**Problem:** Go through the entries below and copy each line containing the word "color".

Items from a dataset
== == ==
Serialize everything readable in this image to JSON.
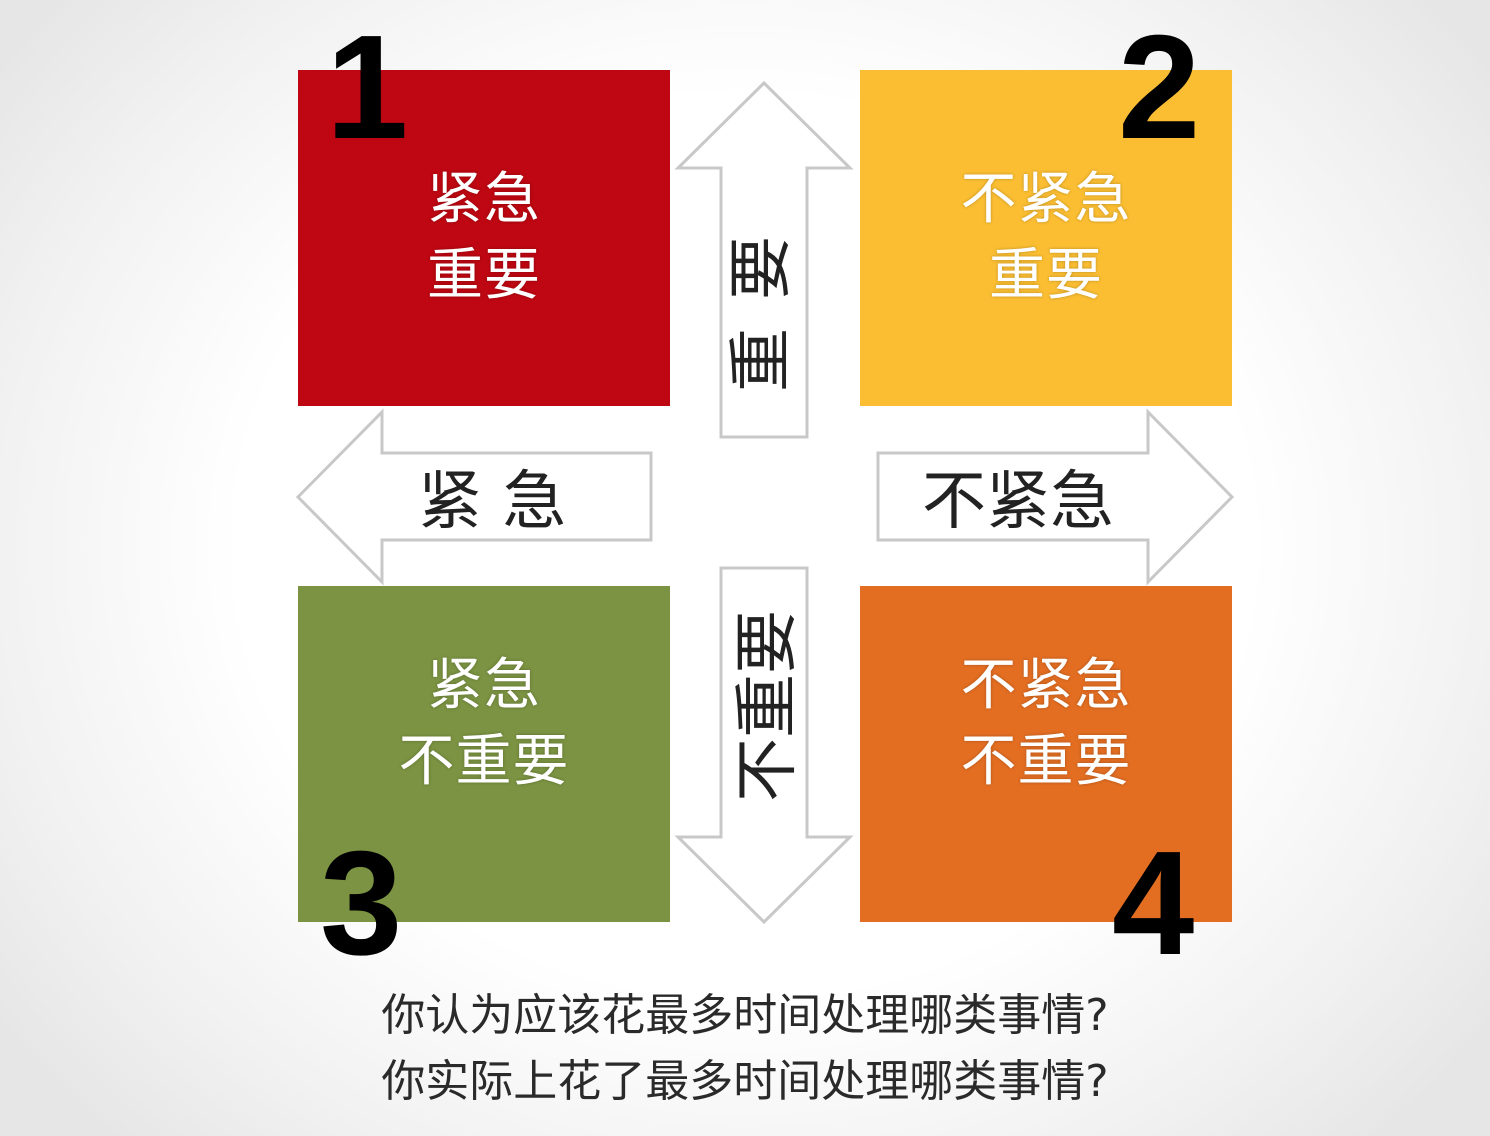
{
  "quadrants": [
    {
      "number": "1",
      "line1": "紧急",
      "line2": "重要",
      "color": "#BE0712"
    },
    {
      "number": "2",
      "line1": "不紧急",
      "line2": "重要",
      "color": "#FBBE32"
    },
    {
      "number": "3",
      "line1": "紧急",
      "line2": "不重要",
      "color": "#7B9342"
    },
    {
      "number": "4",
      "line1": "不紧急",
      "line2": "不重要",
      "color": "#E36E22"
    }
  ],
  "arrows": {
    "up": "重要",
    "down": "不重要",
    "left": "紧 急",
    "right": "不紧急"
  },
  "questions": [
    "你认为应该花最多时间处理哪类事情?",
    "你实际上花了最多时间处理哪类事情?"
  ],
  "arrow_stroke": "#c8c8c8"
}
== == ==
**Correct result:**
      "color": "#BE0712"
      "color": "#FBBE32"
      "color": "#7B9342"
      "color": "#E36E22"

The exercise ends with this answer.